*TASK OBJECTIVE*
Render the lines of the records below as a JSON list of strings, one string per line, beginning with the line containing "next-page-callout: Next Page" and continuing through the line containing "previous-page-callout: Previous Page". Leave out any blank lines.

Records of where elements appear
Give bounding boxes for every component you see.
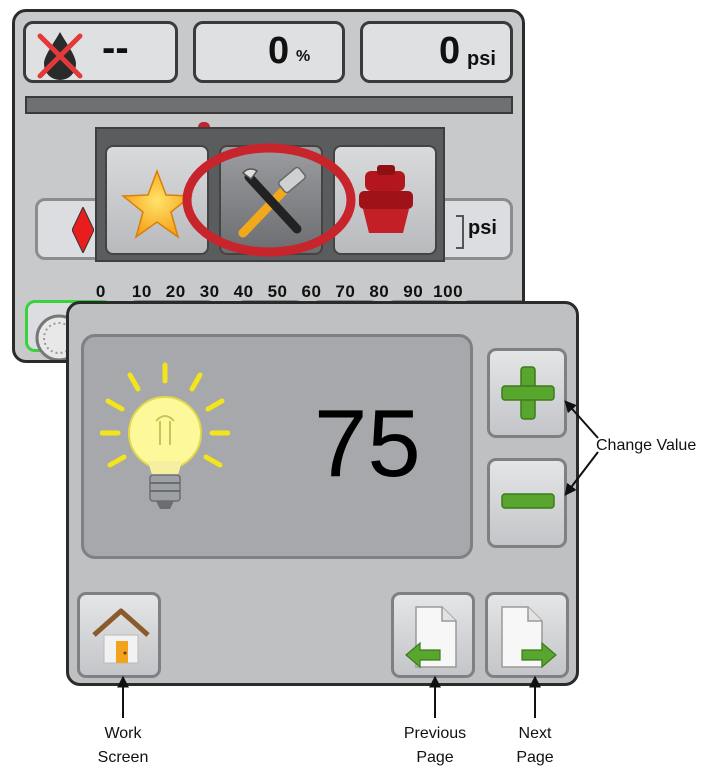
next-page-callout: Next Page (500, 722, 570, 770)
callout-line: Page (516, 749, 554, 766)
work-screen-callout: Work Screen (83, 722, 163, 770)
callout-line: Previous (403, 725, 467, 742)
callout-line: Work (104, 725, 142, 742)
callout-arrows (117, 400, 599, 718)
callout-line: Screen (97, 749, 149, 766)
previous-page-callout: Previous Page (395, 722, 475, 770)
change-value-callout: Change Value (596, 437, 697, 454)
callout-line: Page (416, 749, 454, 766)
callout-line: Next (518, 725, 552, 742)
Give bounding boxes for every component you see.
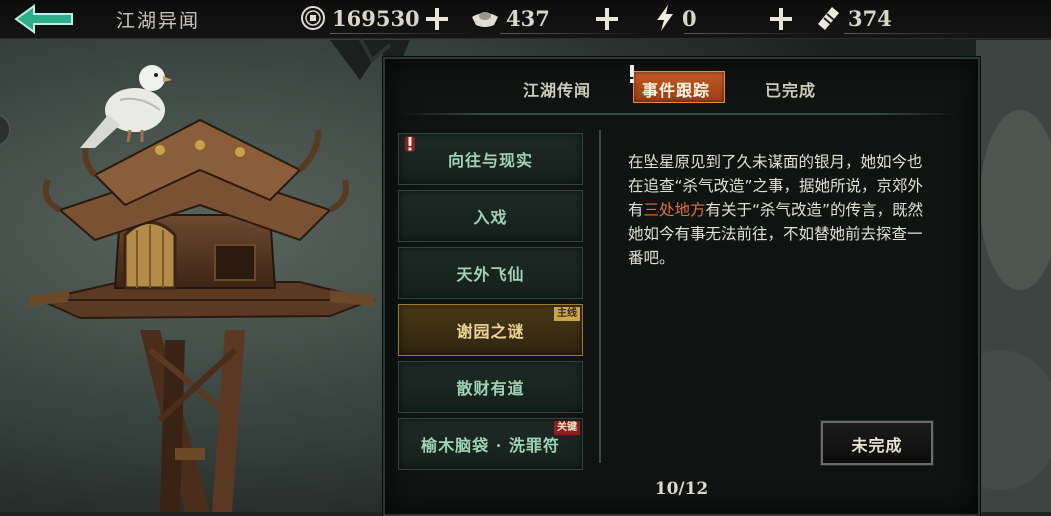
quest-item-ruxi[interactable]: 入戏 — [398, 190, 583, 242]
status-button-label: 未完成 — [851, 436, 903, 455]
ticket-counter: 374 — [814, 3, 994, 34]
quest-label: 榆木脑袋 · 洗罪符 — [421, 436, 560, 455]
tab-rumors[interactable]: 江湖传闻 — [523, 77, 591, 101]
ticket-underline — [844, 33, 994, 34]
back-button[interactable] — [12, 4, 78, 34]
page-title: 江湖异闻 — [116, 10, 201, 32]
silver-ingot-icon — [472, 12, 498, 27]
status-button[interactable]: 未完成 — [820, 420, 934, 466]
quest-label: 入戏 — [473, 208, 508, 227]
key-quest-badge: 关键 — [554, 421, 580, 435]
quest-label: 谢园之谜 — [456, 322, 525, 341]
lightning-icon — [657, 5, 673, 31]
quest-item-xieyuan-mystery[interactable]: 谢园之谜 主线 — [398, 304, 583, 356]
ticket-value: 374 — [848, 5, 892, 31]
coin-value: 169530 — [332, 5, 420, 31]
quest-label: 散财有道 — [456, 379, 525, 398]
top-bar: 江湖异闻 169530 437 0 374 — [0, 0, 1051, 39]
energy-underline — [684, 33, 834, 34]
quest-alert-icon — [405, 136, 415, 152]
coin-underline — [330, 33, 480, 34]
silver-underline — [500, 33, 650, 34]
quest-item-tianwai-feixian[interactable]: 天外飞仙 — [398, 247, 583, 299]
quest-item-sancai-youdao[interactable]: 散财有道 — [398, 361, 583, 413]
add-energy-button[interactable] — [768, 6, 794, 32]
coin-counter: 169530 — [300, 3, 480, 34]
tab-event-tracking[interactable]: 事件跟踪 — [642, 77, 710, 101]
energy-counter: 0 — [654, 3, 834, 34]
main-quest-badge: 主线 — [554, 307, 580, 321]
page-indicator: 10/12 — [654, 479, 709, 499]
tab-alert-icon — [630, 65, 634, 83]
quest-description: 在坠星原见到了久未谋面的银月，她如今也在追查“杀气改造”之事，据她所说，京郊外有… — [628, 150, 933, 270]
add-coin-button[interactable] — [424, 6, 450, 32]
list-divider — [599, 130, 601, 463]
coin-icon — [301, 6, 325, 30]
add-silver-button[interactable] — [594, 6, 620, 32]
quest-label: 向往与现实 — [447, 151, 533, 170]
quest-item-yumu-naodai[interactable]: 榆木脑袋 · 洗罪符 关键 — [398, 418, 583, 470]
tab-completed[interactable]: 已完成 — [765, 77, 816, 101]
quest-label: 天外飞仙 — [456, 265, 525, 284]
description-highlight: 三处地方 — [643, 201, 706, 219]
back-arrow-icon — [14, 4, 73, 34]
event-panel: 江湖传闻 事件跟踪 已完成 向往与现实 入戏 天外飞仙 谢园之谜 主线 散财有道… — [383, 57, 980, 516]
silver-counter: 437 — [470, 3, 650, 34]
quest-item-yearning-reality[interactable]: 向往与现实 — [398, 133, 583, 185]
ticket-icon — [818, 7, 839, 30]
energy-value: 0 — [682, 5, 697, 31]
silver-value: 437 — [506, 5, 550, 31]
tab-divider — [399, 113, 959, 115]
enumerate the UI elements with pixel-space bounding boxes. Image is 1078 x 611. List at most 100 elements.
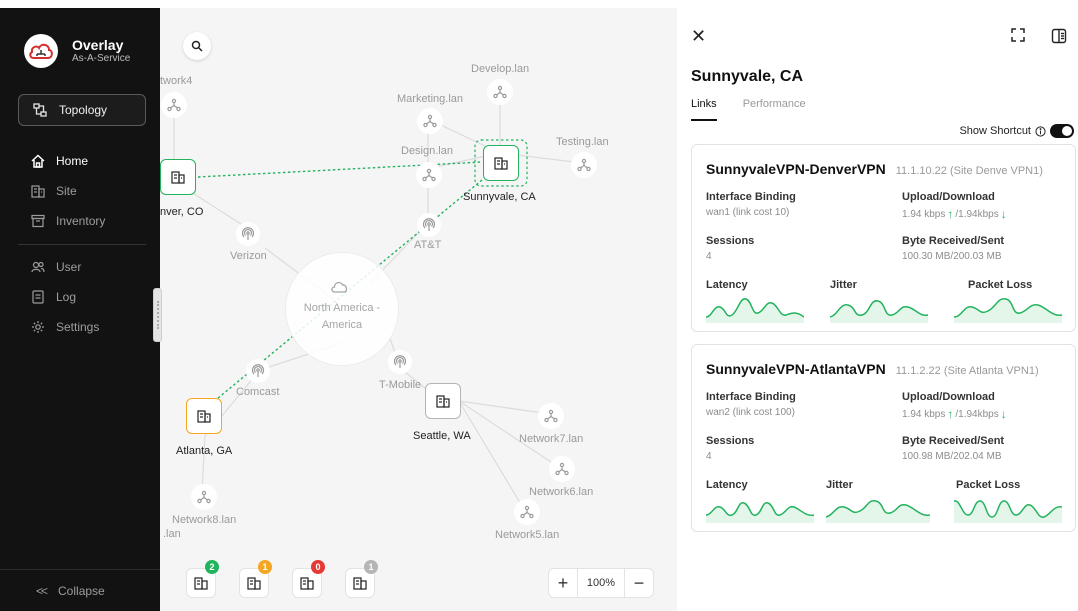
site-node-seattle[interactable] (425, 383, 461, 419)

*TASK RESULT*
[
  "next-page-callout: Next Page (500, 722, 570, 770)",
  "callout-line: Page (516, 749, 554, 766)",
  "work-screen-callout: Work Screen (83, 722, 163, 770)",
  "callout-line: Previous (403, 725, 467, 742)",
  "callout-line: Work (104, 725, 142, 742)",
  "callout-arrows (117, 400, 599, 718)",
  "callout-line: Screen (97, 749, 149, 766)",
  "previous-page-callout: Previous Page (395, 722, 475, 770)"
]